> **WHAT IS BEING ASKED**:
Write out the entire listing below exactly, with the pictures left out.

> **GIVEN INFORMATION**:
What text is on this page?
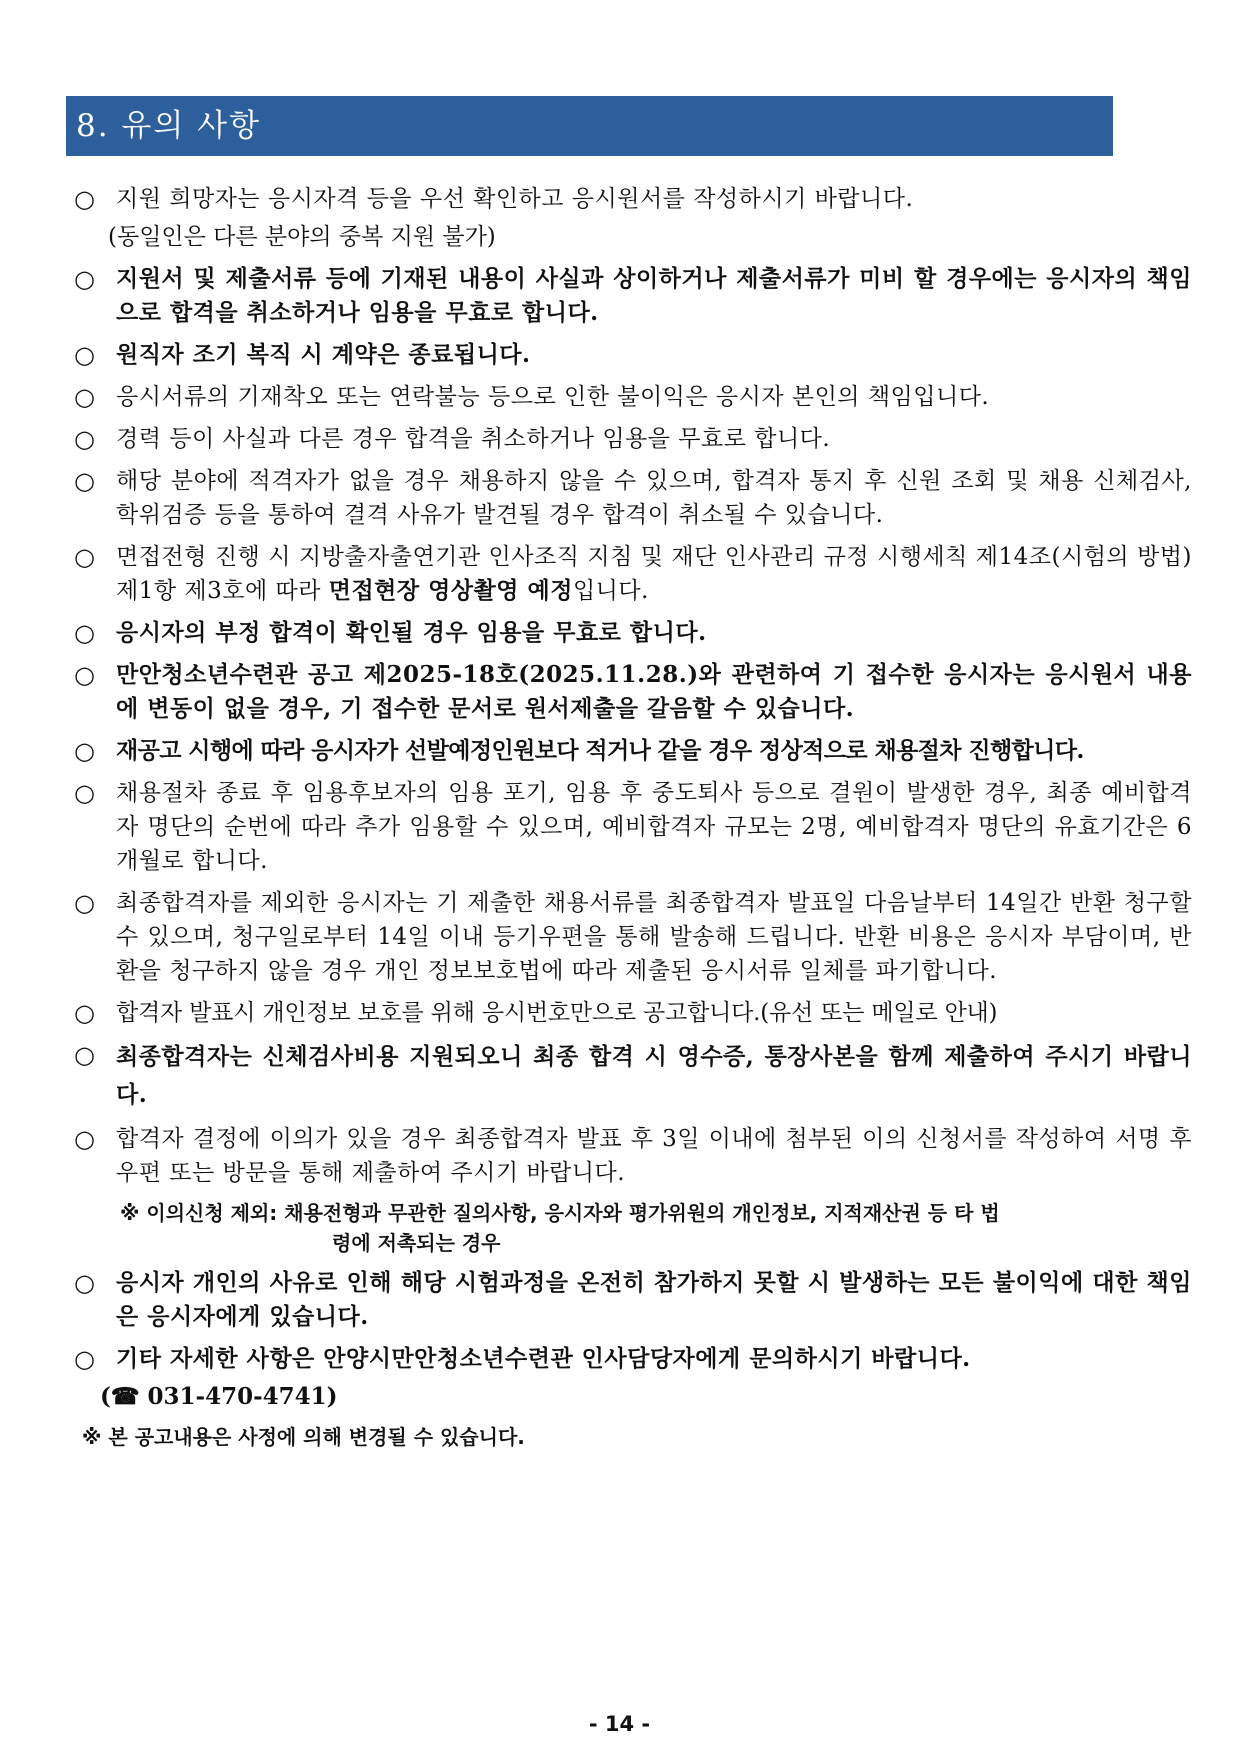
8. 유의 사항
○ 지원 희망자는 응시자격 등을 우선 확인하고 응시원서를 작성하시기 바랍니다.
(동일인은 다른 분야의 중복 지원 불가)
○ 지원서 및 제출서류 등에 기재된 내용이 사실과 상이하거나 제출서류가 미비 할 경우에는 응시자의 책임으로 합격을 취소하거나 임용을 무효로 합니다.
○ 원직자 조기 복직 시 계약은 종료됩니다.
○ 응시서류의 기재착오 또는 연락불능 등으로 인한 불이익은 응시자 본인의 책임입니다.
○ 경력 등이 사실과 다른 경우 합격을 취소하거나 임용을 무효로 합니다.
○ 해당 분야에 적격자가 없을 경우 채용하지 않을 수 있으며, 합격자 통지 후 신원 조회 및 채용 신체검사, 학위검증 등을 통하여 결격 사유가 발견될 경우 합격이 취소될 수 있습니다.
○ 면접전형 진행 시 지방출자출연기관 인사조직 지침 및 재단 인사관리 규정 시행세칙 제14조(시험의 방법) 제1항 제3호에 따라 면접현장 영상촬영 예정입니다.
○ 응시자의 부정 합격이 확인될 경우 임용을 무효로 합니다.
○ 만안청소년수련관 공고 제2025-18호(2025.11.28.)와 관련하여 기 접수한 응시자는 응시원서 내용에 변동이 없을 경우, 기 접수한 문서로 원서제출을 갈음할 수 있습니다.
○ 재공고 시행에 따라 응시자가 선발예정인원보다 적거나 같을 경우 정상적으로 채용절차 진행합니다.
○ 채용절차 종료 후 임용후보자의 임용 포기, 임용 후 중도퇴사 등으로 결원이 발생한 경우, 최종 예비합격자 명단의 순번에 따라 추가 임용할 수 있으며, 예비합격자 규모는 2명, 예비합격자 명단의 유효기간은 6개월로 합니다.
○ 최종합격자를 제외한 응시자는 기 제출한 채용서류를 최종합격자 발표일 다음날부터 14일간 반환 청구할 수 있으며, 청구일로부터 14일 이내 등기우편을 통해 발송해 드립니다. 반환 비용은 응시자 부담이며, 반환을 청구하지 않을 경우 개인 정보보호법에 따라 제출된 응시서류 일체를 파기합니다.
○ 합격자 발표시 개인정보 보호를 위해 응시번호만으로 공고합니다.(유선 또는 메일로 안내)
○ 최종합격자는 신체검사비용 지원되오니 최종 합격 시 영수증, 통장사본을 함께 제출하여 주시기 바랍니다.
○ 합격자 결정에 이의가 있을 경우 최종합격자 발표 후 3일 이내에 첨부된 이의 신청서를 작성하여 서명 후 우편 또는 방문을 통해 제출하여 주시기 바랍니다.
※ 이의신청 제외: 채용전형과 무관한 질의사항, 응시자와 평가위원의 개인정보, 지적재산권 등 타 법
령에 저촉되는 경우
○ 응시자 개인의 사유로 인해 해당 시험과정을 온전히 참가하지 못할 시 발생하는 모든 불이익에 대한 책임은 응시자에게 있습니다.
○ 기타 자세한 사항은 안양시만안청소년수련관 인사담당자에게 문의하시기 바랍니다.
(☎ 031-470-4741)
※ 본 공고내용은 사정에 의해 변경될 수 있습니다.
- 14 -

> **TASK ANSWER**:
What text is on this page?
8. 유의 사항
○ 지원 희망자는 응시자격 등을 우선 확인하고 응시원서를 작성하시기 바랍니다.
(동일인은 다른 분야의 중복 지원 불가)
○ 지원서 및 제출서류 등에 기재된 내용이 사실과 상이하거나 제출서류가 미비 할 경우에는 응시자의 책임으로 합격을 취소하거나 임용을 무효로 합니다.
○ 원직자 조기 복직 시 계약은 종료됩니다.
○ 응시서류의 기재착오 또는 연락불능 등으로 인한 불이익은 응시자 본인의 책임입니다.
○ 경력 등이 사실과 다른 경우 합격을 취소하거나 임용을 무효로 합니다.
○ 해당 분야에 적격자가 없을 경우 채용하지 않을 수 있으며, 합격자 통지 후 신원 조회 및 채용 신체검사, 학위검증 등을 통하여 결격 사유가 발견될 경우 합격이 취소될 수 있습니다.
○ 면접전형 진행 시 지방출자출연기관 인사조직 지침 및 재단 인사관리 규정 시행세칙 제14조(시험의 방법) 제1항 제3호에 따라 면접현장 영상촬영 예정입니다.
○ 응시자의 부정 합격이 확인될 경우 임용을 무효로 합니다.
○ 만안청소년수련관 공고 제2025-18호(2025.11.28.)와 관련하여 기 접수한 응시자는 응시원서 내용에 변동이 없을 경우, 기 접수한 문서로 원서제출을 갈음할 수 있습니다.
○ 재공고 시행에 따라 응시자가 선발예정인원보다 적거나 같을 경우 정상적으로 채용절차 진행합니다.
○ 채용절차 종료 후 임용후보자의 임용 포기, 임용 후 중도퇴사 등으로 결원이 발생한 경우, 최종 예비합격자 명단의 순번에 따라 추가 임용할 수 있으며, 예비합격자 규모는 2명, 예비합격자 명단의 유효기간은 6개월로 합니다.
○ 최종합격자를 제외한 응시자는 기 제출한 채용서류를 최종합격자 발표일 다음날부터 14일간 반환 청구할 수 있으며, 청구일로부터 14일 이내 등기우편을 통해 발송해 드립니다. 반환 비용은 응시자 부담이며, 반환을 청구하지 않을 경우 개인 정보보호법에 따라 제출된 응시서류 일체를 파기합니다.
○ 합격자 발표시 개인정보 보호를 위해 응시번호만으로 공고합니다.(유선 또는 메일로 안내)
○ 최종합격자는 신체검사비용 지원되오니 최종 합격 시 영수증, 통장사본을 함께 제출하여 주시기 바랍니다.
○ 합격자 결정에 이의가 있을 경우 최종합격자 발표 후 3일 이내에 첨부된 이의 신청서를 작성하여 서명 후 우편 또는 방문을 통해 제출하여 주시기 바랍니다.
※ 이의신청 제외: 채용전형과 무관한 질의사항, 응시자와 평가위원의 개인정보, 지적재산권 등 타 법
령에 저촉되는 경우
○ 응시자 개인의 사유로 인해 해당 시험과정을 온전히 참가하지 못할 시 발생하는 모든 불이익에 대한 책임은 응시자에게 있습니다.
○ 기타 자세한 사항은 안양시만안청소년수련관 인사담당자에게 문의하시기 바랍니다.
(☎ 031-470-4741)
※ 본 공고내용은 사정에 의해 변경될 수 있습니다.
- 14 -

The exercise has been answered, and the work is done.